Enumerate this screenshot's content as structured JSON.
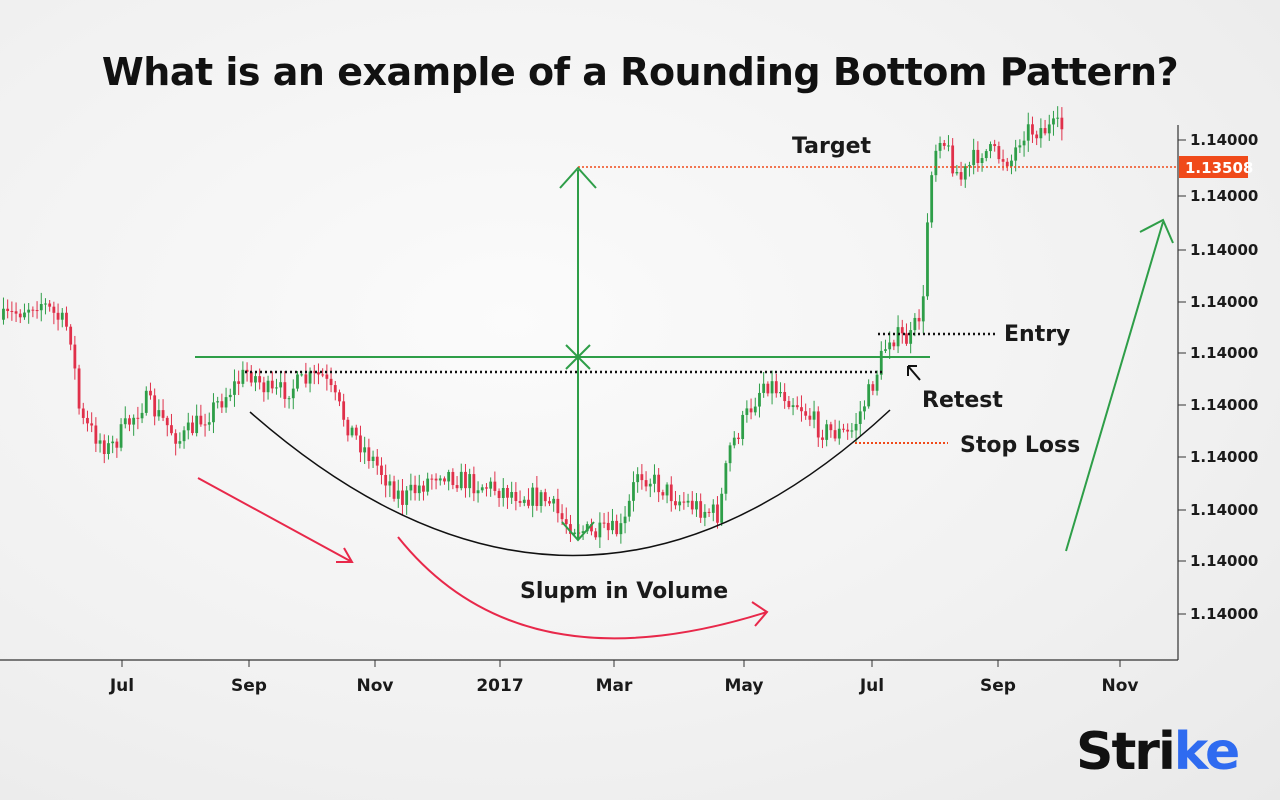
{
  "title": "What is an example of a Rounding Bottom Pattern?",
  "logo": {
    "text": "Strike",
    "accent_color": "#2f6bf0"
  },
  "chart_data": {
    "type": "candlestick",
    "title": "What is an example of a Rounding Bottom Pattern?",
    "x_tick_labels": [
      "Jul",
      "Sep",
      "Nov",
      "2017",
      "Mar",
      "May",
      "Jul",
      "Sep",
      "Nov"
    ],
    "y_tick_labels": [
      "1.14000",
      "1.14000",
      "1.14000",
      "1.14000",
      "1.14000",
      "1.14000",
      "1.14000",
      "1.14000",
      "1.14000",
      "1.14000"
    ],
    "price_marker": {
      "label": "1.13508",
      "color": "#f04a1a"
    },
    "grid": false,
    "colors": {
      "up": "#2e9e48",
      "down": "#e0304a",
      "resistance": "#2e9e48",
      "target": "#f04a1a",
      "volume_arrow": "#e8284a",
      "trend_arrow": "#2e9e48"
    },
    "price_path": [
      {
        "date": "2016-05-05",
        "level": 63.6
      },
      {
        "date": "2016-05-22",
        "level": 67.3
      },
      {
        "date": "2016-06-06",
        "level": 61.7
      },
      {
        "date": "2016-06-11",
        "level": 44.9
      },
      {
        "date": "2016-06-25",
        "level": 39.3
      },
      {
        "date": "2016-07-12",
        "level": 48.6
      },
      {
        "date": "2016-07-29",
        "level": 41.1
      },
      {
        "date": "2016-08-13",
        "level": 46.7
      },
      {
        "date": "2016-08-31",
        "level": 54.2
      },
      {
        "date": "2016-09-11",
        "level": 49.5
      },
      {
        "date": "2016-10-05",
        "level": 53.3
      },
      {
        "date": "2016-10-19",
        "level": 43.0
      },
      {
        "date": "2016-11-13",
        "level": 29.9
      },
      {
        "date": "2016-12-01",
        "level": 35.5
      },
      {
        "date": "2016-12-11",
        "level": 33.6
      },
      {
        "date": "2016-12-31",
        "level": 31.8
      },
      {
        "date": "2017-01-21",
        "level": 29.9
      },
      {
        "date": "2017-01-29",
        "level": 26.2
      },
      {
        "date": "2017-02-12",
        "level": 23.4
      },
      {
        "date": "2017-02-27",
        "level": 24.3
      },
      {
        "date": "2017-03-06",
        "level": 35.5
      },
      {
        "date": "2017-03-26",
        "level": 29.9
      },
      {
        "date": "2017-04-14",
        "level": 27.1
      },
      {
        "date": "2017-04-19",
        "level": 39.3
      },
      {
        "date": "2017-05-06",
        "level": 52.3
      },
      {
        "date": "2017-05-23",
        "level": 47.7
      },
      {
        "date": "2017-06-02",
        "level": 43.0
      },
      {
        "date": "2017-06-16",
        "level": 42.1
      },
      {
        "date": "2017-06-26",
        "level": 50.5
      },
      {
        "date": "2017-07-05",
        "level": 60.7
      },
      {
        "date": "2017-07-15",
        "level": 59.8
      },
      {
        "date": "2017-07-22",
        "level": 67.3
      },
      {
        "date": "2017-07-24",
        "level": 89.7
      },
      {
        "date": "2017-07-29",
        "level": 99.0
      },
      {
        "date": "2017-08-08",
        "level": 89.7
      },
      {
        "date": "2017-08-18",
        "level": 95.3
      },
      {
        "date": "2017-09-02",
        "level": 93.5
      },
      {
        "date": "2017-09-07",
        "level": 99.0
      },
      {
        "date": "2017-09-26",
        "level": 99.4
      }
    ],
    "annotations": {
      "target": "Target",
      "entry": "Entry",
      "retest": "Retest",
      "stop_loss": "Stop Loss",
      "volume": "Slupm in Volume"
    }
  }
}
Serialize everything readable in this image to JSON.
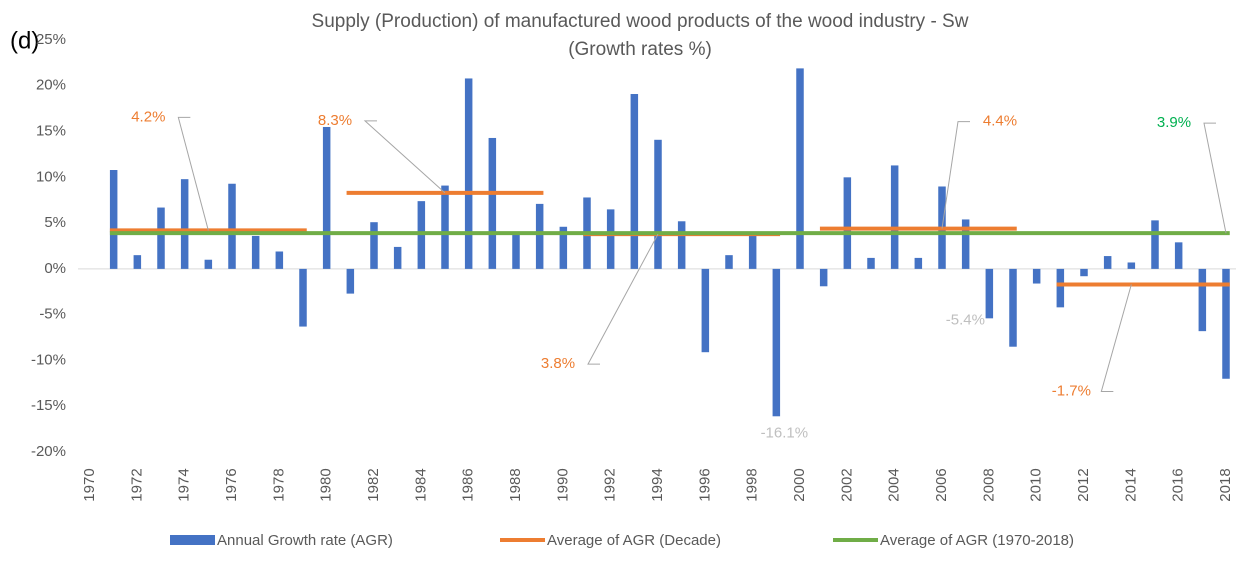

Written problem: Could you repeat all of the material exactly? Pictures should not be copied.

Exercise result:
Enumerate this screenshot's content as structured JSON.
{
  "title": "What is an example of a Rounding Bottom Pattern?",
  "logo": {
    "text": "Strike",
    "accent_color": "#2f6bf0"
  },
  "chart_data": {
    "type": "candlestick",
    "title": "What is an example of a Rounding Bottom Pattern?",
    "x_tick_labels": [
      "Jul",
      "Sep",
      "Nov",
      "2017",
      "Mar",
      "May",
      "Jul",
      "Sep",
      "Nov"
    ],
    "y_tick_labels": [
      "1.14000",
      "1.14000",
      "1.14000",
      "1.14000",
      "1.14000",
      "1.14000",
      "1.14000",
      "1.14000",
      "1.14000",
      "1.14000"
    ],
    "price_marker": {
      "label": "1.13508",
      "color": "#f04a1a"
    },
    "grid": false,
    "colors": {
      "up": "#2e9e48",
      "down": "#e0304a",
      "resistance": "#2e9e48",
      "target": "#f04a1a",
      "volume_arrow": "#e8284a",
      "trend_arrow": "#2e9e48"
    },
    "price_path": [
      {
        "date": "2016-05-05",
        "level": 63.6
      },
      {
        "date": "2016-05-22",
        "level": 67.3
      },
      {
        "date": "2016-06-06",
        "level": 61.7
      },
      {
        "date": "2016-06-11",
        "level": 44.9
      },
      {
        "date": "2016-06-25",
        "level": 39.3
      },
      {
        "date": "2016-07-12",
        "level": 48.6
      },
      {
        "date": "2016-07-29",
        "level": 41.1
      },
      {
        "date": "2016-08-13",
        "level": 46.7
      },
      {
        "date": "2016-08-31",
        "level": 54.2
      },
      {
        "date": "2016-09-11",
        "level": 49.5
      },
      {
        "date": "2016-10-05",
        "level": 53.3
      },
      {
        "date": "2016-10-19",
        "level": 43.0
      },
      {
        "date": "2016-11-13",
        "level": 29.9
      },
      {
        "date": "2016-12-01",
        "level": 35.5
      },
      {
        "date": "2016-12-11",
        "level": 33.6
      },
      {
        "date": "2016-12-31",
        "level": 31.8
      },
      {
        "date": "2017-01-21",
        "level": 29.9
      },
      {
        "date": "2017-01-29",
        "level": 26.2
      },
      {
        "date": "2017-02-12",
        "level": 23.4
      },
      {
        "date": "2017-02-27",
        "level": 24.3
      },
      {
        "date": "2017-03-06",
        "level": 35.5
      },
      {
        "date": "2017-03-26",
        "level": 29.9
      },
      {
        "date": "2017-04-14",
        "level": 27.1
      },
      {
        "date": "2017-04-19",
        "level": 39.3
      },
      {
        "date": "2017-05-06",
        "level": 52.3
      },
      {
        "date": "2017-05-23",
        "level": 47.7
      },
      {
        "date": "2017-06-02",
        "level": 43.0
      },
      {
        "date": "2017-06-16",
        "level": 42.1
      },
      {
        "date": "2017-06-26",
        "level": 50.5
      },
      {
        "date": "2017-07-05",
        "level": 60.7
      },
      {
        "date": "2017-07-15",
        "level": 59.8
      },
      {
        "date": "2017-07-22",
        "level": 67.3
      },
      {
        "date": "2017-07-24",
        "level": 89.7
      },
      {
        "date": "2017-07-29",
        "level": 99.0
      },
      {
        "date": "2017-08-08",
        "level": 89.7
      },
      {
        "date": "2017-08-18",
        "level": 95.3
      },
      {
        "date": "2017-09-02",
        "level": 93.5
      },
      {
        "date": "2017-09-07",
        "level": 99.0
      },
      {
        "date": "2017-09-26",
        "level": 99.4
      }
    ],
    "annotations": {
      "target": "Target",
      "entry": "Entry",
      "retest": "Retest",
      "stop_loss": "Stop Loss",
      "volume": "Slupm in Volume"
    }
  }
}
Serialize everything readable in this image to JSON.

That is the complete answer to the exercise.